Directions: Look through the records below, count the lines with the word "mondial", and reply with only the number.

Material for the task:
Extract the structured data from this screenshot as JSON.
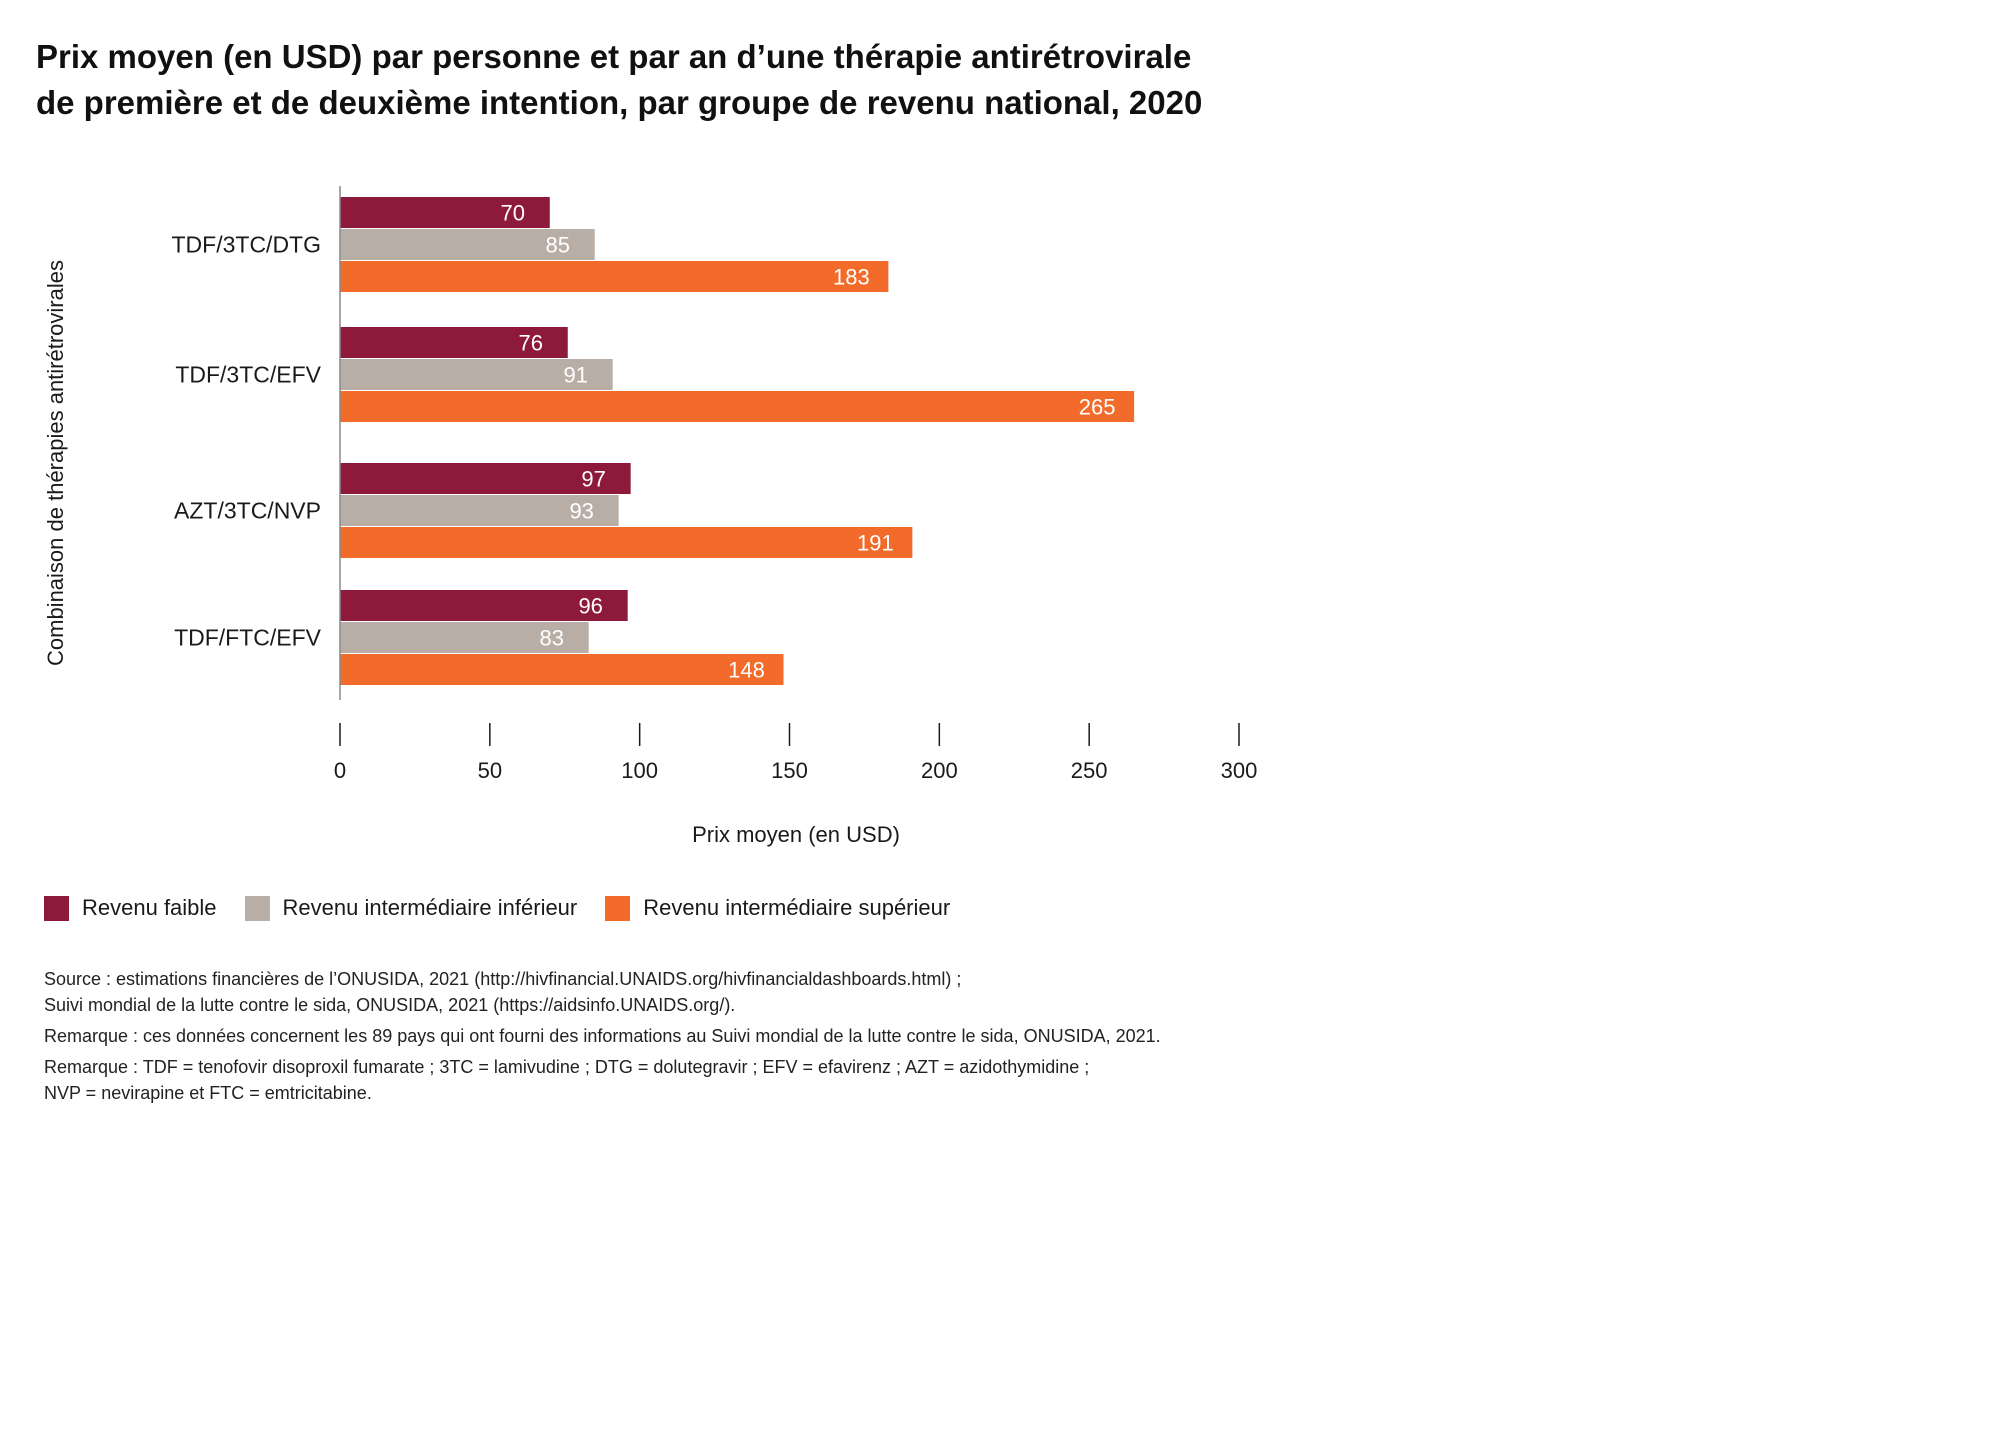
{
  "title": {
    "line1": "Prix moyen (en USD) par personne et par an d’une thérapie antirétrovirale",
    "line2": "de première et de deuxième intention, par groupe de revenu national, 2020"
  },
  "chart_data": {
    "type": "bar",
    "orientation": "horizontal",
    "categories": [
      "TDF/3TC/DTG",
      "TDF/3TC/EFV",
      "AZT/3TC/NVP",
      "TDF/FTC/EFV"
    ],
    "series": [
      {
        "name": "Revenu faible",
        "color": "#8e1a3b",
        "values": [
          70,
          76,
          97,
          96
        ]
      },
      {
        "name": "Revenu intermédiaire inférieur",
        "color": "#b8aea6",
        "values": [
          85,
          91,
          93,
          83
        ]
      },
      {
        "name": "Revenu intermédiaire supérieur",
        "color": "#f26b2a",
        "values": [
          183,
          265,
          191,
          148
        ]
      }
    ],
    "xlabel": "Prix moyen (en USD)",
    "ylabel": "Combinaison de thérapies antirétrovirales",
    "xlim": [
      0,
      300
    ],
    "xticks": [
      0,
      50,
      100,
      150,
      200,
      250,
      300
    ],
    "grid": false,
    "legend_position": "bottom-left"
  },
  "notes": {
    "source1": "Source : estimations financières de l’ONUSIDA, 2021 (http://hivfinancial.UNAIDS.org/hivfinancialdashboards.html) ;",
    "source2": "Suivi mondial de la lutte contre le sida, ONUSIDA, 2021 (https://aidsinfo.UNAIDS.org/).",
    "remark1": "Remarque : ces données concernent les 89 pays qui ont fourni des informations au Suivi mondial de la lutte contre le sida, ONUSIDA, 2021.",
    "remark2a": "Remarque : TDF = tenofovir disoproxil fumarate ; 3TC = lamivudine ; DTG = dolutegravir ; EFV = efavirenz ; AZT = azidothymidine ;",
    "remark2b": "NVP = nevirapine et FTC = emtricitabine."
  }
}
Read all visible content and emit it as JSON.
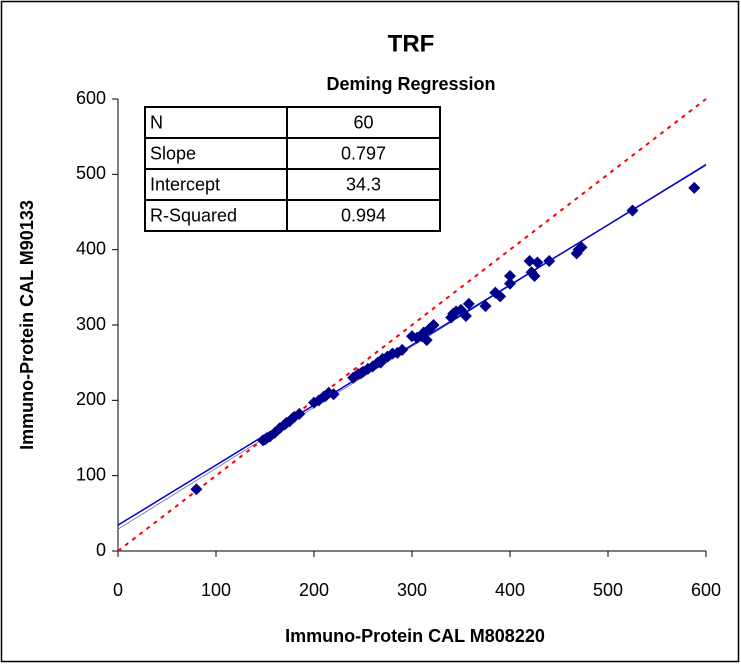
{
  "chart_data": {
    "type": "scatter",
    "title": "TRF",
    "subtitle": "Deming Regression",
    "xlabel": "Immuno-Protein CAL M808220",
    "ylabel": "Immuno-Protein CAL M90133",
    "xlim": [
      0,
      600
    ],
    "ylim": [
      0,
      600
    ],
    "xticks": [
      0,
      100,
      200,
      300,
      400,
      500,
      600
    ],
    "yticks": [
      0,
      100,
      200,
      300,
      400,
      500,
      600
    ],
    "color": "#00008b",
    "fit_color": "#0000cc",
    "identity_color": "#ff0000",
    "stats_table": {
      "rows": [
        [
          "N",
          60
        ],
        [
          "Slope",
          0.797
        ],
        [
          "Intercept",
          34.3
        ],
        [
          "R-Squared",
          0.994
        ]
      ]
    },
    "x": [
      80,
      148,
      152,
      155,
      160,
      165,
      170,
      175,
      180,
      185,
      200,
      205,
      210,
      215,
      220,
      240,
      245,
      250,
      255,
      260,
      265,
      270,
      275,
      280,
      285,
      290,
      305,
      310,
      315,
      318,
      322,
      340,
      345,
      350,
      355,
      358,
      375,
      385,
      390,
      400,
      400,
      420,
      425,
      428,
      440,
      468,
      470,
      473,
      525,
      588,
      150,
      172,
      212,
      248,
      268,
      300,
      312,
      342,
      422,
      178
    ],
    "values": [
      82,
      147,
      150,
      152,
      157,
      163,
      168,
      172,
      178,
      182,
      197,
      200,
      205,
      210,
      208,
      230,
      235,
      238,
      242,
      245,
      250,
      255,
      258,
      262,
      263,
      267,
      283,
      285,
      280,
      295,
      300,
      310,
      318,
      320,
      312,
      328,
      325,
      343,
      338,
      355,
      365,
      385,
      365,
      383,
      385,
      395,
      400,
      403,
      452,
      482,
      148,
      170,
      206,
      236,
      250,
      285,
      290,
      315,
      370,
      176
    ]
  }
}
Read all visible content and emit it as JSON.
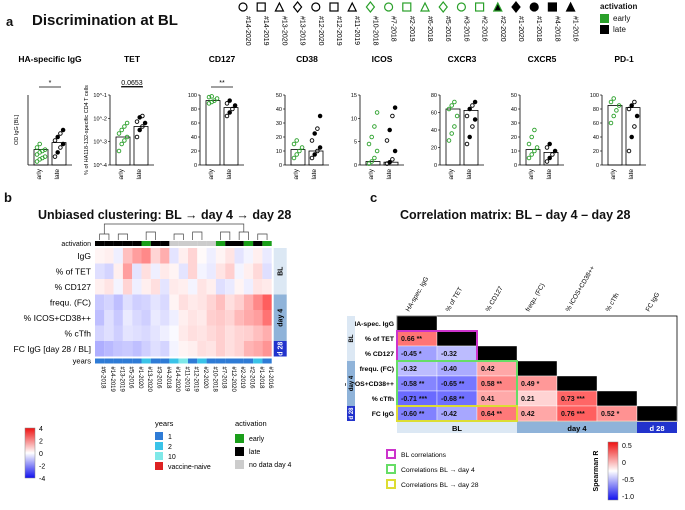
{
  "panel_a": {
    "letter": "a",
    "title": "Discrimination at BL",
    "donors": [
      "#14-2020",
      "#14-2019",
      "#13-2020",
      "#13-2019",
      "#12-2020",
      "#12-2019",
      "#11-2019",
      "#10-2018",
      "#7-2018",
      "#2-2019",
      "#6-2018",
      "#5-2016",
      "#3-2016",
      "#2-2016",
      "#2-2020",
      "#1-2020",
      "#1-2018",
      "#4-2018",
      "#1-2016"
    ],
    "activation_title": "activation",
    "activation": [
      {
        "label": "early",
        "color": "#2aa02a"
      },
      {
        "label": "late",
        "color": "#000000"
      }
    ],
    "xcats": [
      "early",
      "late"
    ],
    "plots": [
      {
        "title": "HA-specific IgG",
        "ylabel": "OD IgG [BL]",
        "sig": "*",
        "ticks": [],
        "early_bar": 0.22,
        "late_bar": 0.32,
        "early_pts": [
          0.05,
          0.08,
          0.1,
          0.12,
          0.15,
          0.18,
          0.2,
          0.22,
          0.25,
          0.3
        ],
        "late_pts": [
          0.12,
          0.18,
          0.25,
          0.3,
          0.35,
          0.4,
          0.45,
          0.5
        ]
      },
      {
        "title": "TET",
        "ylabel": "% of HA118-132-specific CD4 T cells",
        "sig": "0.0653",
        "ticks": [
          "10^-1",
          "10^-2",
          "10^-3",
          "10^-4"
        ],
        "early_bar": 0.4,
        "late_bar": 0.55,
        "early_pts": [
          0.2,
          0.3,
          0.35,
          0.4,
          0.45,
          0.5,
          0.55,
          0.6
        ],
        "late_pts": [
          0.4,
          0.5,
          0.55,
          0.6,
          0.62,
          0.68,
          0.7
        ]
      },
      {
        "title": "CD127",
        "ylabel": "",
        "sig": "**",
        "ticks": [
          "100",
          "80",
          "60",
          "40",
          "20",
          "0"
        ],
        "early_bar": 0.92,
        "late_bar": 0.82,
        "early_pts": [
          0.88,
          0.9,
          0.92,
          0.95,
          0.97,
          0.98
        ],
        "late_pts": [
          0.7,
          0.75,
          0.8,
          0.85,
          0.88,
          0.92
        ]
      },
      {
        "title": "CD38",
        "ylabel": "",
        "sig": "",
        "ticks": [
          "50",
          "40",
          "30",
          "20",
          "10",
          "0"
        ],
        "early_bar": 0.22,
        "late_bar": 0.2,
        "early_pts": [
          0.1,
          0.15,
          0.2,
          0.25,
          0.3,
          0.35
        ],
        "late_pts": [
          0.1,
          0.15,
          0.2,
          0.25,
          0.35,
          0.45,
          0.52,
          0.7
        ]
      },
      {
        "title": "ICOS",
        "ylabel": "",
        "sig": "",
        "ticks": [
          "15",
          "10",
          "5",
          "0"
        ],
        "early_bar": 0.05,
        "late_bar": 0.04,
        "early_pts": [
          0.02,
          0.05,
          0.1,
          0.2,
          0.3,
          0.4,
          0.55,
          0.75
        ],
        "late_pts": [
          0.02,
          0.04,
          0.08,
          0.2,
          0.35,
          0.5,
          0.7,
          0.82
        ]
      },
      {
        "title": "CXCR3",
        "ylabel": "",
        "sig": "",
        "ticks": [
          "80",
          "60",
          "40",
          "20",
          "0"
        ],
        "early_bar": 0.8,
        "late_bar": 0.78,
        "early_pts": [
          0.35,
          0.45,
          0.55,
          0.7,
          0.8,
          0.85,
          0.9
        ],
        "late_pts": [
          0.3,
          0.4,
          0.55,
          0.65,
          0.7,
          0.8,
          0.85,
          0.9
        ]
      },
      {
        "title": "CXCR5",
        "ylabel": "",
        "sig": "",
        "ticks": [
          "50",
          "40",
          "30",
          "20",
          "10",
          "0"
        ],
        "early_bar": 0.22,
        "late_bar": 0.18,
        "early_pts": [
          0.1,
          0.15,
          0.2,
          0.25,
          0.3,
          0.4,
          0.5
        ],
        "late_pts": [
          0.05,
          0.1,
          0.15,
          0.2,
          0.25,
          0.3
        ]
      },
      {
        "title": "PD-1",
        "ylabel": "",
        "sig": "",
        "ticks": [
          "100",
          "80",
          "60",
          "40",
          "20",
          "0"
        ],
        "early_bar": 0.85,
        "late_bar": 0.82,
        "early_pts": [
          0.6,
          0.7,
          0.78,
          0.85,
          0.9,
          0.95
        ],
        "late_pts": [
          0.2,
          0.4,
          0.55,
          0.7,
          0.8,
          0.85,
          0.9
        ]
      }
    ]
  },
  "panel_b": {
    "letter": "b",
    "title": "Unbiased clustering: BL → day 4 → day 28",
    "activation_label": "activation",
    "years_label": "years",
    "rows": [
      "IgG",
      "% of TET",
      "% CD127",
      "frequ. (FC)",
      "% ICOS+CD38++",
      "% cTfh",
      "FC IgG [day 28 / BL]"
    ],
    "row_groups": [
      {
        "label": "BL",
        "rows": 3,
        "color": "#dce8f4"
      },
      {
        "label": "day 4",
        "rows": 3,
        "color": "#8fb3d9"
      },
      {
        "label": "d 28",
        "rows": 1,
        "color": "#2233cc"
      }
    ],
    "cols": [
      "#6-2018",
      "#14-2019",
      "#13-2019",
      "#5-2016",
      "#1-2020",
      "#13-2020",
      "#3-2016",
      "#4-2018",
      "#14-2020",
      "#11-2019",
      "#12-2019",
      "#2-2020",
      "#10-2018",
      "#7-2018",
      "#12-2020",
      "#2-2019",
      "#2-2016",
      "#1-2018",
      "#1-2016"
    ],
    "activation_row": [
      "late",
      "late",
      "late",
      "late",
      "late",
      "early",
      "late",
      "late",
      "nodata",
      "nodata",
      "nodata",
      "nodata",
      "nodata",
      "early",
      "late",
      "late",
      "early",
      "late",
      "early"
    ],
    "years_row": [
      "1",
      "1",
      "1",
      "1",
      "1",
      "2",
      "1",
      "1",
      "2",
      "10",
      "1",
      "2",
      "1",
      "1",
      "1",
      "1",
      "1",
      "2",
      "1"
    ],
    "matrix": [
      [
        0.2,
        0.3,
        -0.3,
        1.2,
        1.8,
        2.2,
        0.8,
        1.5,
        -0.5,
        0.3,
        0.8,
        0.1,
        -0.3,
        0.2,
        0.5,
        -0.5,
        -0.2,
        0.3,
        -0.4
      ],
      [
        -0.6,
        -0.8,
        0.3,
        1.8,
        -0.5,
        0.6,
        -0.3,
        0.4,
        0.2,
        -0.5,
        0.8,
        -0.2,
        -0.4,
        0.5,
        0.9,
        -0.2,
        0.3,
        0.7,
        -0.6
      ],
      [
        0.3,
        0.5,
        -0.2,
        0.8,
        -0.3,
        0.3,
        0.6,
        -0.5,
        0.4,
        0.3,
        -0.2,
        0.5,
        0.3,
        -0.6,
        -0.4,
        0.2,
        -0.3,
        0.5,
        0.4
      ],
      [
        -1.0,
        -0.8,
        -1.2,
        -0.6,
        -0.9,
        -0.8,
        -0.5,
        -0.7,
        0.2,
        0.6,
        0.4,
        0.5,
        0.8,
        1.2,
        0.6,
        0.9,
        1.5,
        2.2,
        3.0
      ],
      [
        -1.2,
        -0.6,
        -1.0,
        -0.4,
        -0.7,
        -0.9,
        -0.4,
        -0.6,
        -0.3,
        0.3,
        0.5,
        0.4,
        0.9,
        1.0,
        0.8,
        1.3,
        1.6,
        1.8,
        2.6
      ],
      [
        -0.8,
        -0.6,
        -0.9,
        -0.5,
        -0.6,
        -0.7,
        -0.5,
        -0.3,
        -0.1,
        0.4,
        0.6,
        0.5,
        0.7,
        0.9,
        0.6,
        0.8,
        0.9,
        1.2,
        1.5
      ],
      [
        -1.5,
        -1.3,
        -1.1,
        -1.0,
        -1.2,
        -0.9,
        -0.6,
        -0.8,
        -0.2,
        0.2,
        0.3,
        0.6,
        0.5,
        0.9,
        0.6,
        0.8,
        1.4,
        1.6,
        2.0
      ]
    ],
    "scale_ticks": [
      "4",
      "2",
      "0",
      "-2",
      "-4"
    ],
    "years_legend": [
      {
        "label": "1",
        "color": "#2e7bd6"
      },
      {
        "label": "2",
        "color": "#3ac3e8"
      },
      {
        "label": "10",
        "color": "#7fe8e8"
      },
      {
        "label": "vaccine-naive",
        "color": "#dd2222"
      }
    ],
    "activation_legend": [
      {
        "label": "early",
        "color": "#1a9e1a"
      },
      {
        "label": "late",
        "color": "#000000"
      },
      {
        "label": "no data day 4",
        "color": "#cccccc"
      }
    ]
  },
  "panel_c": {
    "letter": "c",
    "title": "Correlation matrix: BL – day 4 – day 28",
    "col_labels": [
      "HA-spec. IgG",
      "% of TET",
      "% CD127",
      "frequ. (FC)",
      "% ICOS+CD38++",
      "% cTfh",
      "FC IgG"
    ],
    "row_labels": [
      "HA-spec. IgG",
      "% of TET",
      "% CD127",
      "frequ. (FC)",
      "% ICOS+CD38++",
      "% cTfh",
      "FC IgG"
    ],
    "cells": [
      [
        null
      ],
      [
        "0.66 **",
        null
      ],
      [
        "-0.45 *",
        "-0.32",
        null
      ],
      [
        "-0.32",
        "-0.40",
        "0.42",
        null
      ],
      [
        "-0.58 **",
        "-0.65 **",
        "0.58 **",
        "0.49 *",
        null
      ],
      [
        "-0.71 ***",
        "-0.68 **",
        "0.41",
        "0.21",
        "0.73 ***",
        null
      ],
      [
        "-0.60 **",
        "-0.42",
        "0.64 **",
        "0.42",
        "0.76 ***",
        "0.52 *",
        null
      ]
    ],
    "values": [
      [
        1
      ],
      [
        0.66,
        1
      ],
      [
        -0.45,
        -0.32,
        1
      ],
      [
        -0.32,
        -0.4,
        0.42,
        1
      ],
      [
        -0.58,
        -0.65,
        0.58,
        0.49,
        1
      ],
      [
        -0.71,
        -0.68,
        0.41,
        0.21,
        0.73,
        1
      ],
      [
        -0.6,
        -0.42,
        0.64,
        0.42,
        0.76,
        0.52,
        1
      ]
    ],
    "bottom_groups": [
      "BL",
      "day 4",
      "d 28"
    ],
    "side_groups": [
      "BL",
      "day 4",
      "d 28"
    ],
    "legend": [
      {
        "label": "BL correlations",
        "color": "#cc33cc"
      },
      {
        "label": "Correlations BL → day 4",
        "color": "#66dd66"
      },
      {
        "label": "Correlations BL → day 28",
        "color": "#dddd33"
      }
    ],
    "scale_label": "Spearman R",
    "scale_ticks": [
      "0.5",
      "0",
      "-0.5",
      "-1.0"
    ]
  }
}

Task output: 2